## Your task
Leave out the pictures and copy each record below exactly.
START Data extract
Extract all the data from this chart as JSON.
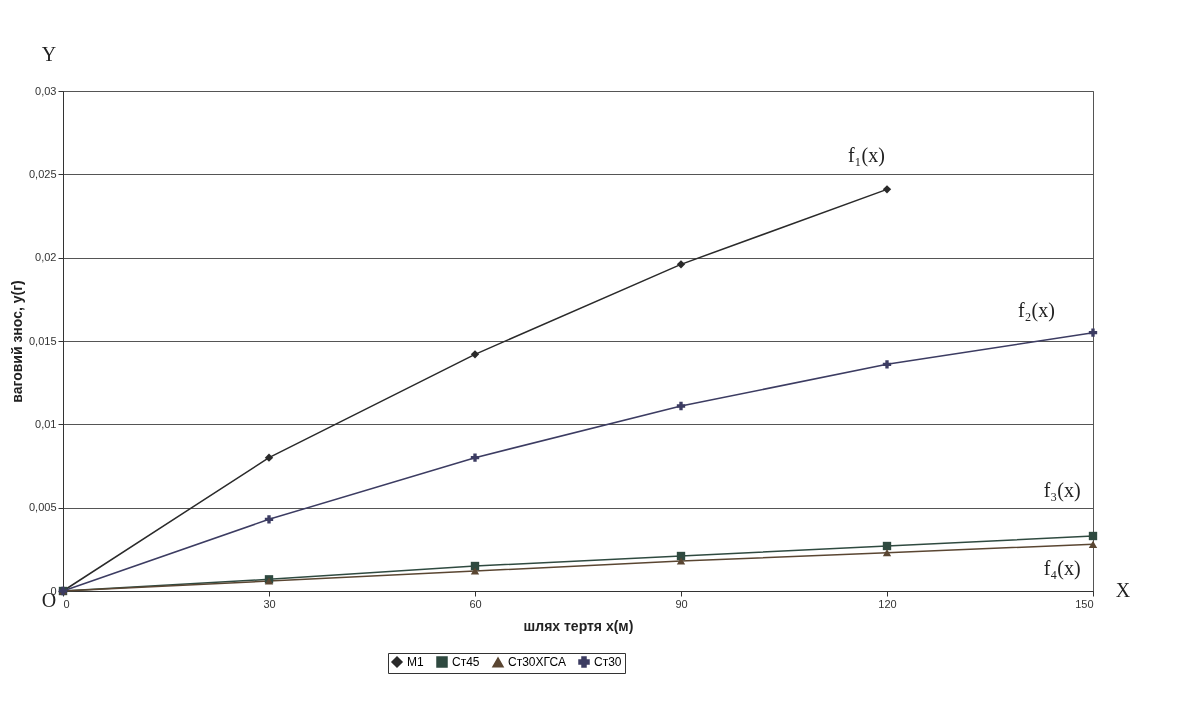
{
  "chart_data": {
    "type": "line",
    "xlabel": "шлях тертя х(м)",
    "ylabel": "ваговий знос, у(г)",
    "x": [
      0,
      30,
      60,
      90,
      120,
      150
    ],
    "series": [
      {
        "name": "М1",
        "color": "#2a2a2a",
        "marker": "diamond",
        "values": [
          0,
          0.008,
          0.0142,
          0.0196,
          0.0241,
          null
        ]
      },
      {
        "name": "Ст45",
        "color": "#2f4a40",
        "marker": "square",
        "values": [
          0,
          0.0007,
          0.0015,
          0.0021,
          0.0027,
          0.0033
        ]
      },
      {
        "name": "Ст30ХГСА",
        "color": "#5a4632",
        "marker": "triangle",
        "values": [
          0,
          0.0006,
          0.0012,
          0.0018,
          0.0023,
          0.0028
        ]
      },
      {
        "name": "Ст30",
        "color": "#3c3c62",
        "marker": "cross",
        "values": [
          0,
          0.0043,
          0.008,
          0.0111,
          0.0136,
          0.0155
        ]
      }
    ],
    "xlim": [
      0,
      150
    ],
    "xticks": [
      0,
      30,
      60,
      90,
      120,
      150
    ],
    "ylim": [
      0,
      0.03
    ],
    "yticks": [
      0,
      {
        "value": 0.005,
        "label": "0,005"
      },
      {
        "value": 0.01,
        "label": "0,01"
      },
      {
        "value": 0.015,
        "label": "0,015"
      },
      {
        "value": 0.02,
        "label": "0,02"
      },
      {
        "value": 0.025,
        "label": "0,025"
      },
      {
        "value": 0.03,
        "label": "0,03"
      }
    ],
    "grid": "y",
    "legend": "bottom",
    "annotations": [
      "f₁(x)",
      "f₂(x)",
      "f₃(x)",
      "f₄(x)",
      "Y",
      "X",
      "O"
    ]
  }
}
END Data extract
## The reply
Extract all the data from this chart as JSON.
{
  "chart_data": {
    "type": "line",
    "xlabel": "шлях тертя х(м)",
    "ylabel": "ваговий знос, у(г)",
    "x": [
      0,
      30,
      60,
      90,
      120,
      150
    ],
    "series": [
      {
        "name": "М1",
        "color": "#2a2a2a",
        "marker": "diamond",
        "values": [
          0,
          0.008,
          0.0142,
          0.0196,
          0.0241,
          null
        ]
      },
      {
        "name": "Ст45",
        "color": "#2f4a40",
        "marker": "square",
        "values": [
          0,
          0.0007,
          0.0015,
          0.0021,
          0.0027,
          0.0033
        ]
      },
      {
        "name": "Ст30ХГСА",
        "color": "#5a4632",
        "marker": "triangle",
        "values": [
          0,
          0.0006,
          0.0012,
          0.0018,
          0.0023,
          0.0028
        ]
      },
      {
        "name": "Ст30",
        "color": "#3c3c62",
        "marker": "cross",
        "values": [
          0,
          0.0043,
          0.008,
          0.0111,
          0.0136,
          0.0155
        ]
      }
    ],
    "xlim": [
      0,
      150
    ],
    "xticks": [
      0,
      30,
      60,
      90,
      120,
      150
    ],
    "ylim": [
      0,
      0.03
    ],
    "yticks": [
      0,
      {
        "value": 0.005,
        "label": "0,005"
      },
      {
        "value": 0.01,
        "label": "0,01"
      },
      {
        "value": 0.015,
        "label": "0,015"
      },
      {
        "value": 0.02,
        "label": "0,02"
      },
      {
        "value": 0.025,
        "label": "0,025"
      },
      {
        "value": 0.03,
        "label": "0,03"
      }
    ],
    "grid": "y",
    "legend": "bottom",
    "annotations": [
      "f₁(x)",
      "f₂(x)",
      "f₃(x)",
      "f₄(x)",
      "Y",
      "X",
      "O"
    ]
  }
}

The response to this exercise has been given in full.